> **What is asked**:
Wherever "into" appears in a line, copy that line.

==============================

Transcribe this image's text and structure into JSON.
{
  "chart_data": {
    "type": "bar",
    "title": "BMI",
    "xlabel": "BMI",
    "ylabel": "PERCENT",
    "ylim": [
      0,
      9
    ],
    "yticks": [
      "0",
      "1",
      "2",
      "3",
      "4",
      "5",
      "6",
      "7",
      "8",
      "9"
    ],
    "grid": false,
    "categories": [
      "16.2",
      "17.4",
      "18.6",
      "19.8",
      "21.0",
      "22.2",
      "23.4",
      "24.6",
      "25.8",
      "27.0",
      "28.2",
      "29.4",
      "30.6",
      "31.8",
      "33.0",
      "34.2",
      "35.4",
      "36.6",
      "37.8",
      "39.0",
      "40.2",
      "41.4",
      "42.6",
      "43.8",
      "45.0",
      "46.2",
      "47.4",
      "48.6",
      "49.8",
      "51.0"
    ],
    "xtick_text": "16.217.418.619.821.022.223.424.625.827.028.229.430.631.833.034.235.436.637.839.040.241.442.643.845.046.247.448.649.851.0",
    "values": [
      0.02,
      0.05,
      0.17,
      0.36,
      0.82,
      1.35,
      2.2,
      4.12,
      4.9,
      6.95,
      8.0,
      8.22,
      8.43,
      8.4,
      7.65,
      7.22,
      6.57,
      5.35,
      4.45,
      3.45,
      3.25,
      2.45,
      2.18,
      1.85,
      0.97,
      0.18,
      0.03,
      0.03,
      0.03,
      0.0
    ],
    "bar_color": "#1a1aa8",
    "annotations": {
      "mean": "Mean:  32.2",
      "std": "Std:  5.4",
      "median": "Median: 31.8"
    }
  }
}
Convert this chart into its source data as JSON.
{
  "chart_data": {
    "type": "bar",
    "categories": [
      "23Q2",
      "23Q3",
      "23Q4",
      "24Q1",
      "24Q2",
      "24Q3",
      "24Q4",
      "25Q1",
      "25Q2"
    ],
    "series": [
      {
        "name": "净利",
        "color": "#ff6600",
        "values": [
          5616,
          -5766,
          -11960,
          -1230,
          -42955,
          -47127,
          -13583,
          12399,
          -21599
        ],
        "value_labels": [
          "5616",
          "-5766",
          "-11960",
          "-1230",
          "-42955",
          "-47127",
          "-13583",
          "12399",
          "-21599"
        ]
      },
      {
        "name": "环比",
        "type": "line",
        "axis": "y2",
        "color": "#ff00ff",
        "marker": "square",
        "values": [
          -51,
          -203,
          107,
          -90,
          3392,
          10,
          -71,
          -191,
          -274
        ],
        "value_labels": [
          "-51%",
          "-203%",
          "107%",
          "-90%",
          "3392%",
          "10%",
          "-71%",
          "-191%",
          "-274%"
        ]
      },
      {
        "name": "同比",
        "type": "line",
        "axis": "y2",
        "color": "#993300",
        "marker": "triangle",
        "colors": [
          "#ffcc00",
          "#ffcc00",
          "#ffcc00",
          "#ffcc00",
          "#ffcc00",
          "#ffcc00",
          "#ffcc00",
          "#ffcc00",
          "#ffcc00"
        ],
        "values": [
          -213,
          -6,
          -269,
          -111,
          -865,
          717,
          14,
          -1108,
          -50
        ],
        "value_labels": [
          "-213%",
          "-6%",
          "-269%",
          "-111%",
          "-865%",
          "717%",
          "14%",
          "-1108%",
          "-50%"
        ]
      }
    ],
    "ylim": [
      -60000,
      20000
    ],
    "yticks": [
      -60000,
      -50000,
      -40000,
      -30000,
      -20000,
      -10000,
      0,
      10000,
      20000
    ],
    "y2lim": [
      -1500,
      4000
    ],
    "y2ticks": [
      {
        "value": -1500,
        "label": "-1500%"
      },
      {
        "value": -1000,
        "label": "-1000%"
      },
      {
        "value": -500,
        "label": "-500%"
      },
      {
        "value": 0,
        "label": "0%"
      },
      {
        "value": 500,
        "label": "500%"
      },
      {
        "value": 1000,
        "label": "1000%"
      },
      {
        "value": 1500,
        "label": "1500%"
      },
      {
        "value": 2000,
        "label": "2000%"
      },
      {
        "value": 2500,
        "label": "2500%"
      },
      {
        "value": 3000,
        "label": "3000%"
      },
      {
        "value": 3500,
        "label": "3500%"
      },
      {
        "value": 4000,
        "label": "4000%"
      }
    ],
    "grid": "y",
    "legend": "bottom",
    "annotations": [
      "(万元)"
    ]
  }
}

==============================

> **Solution to the problem**:
Transcribe this image's text and structure into JSON.
Convert this chart into its source data as JSON.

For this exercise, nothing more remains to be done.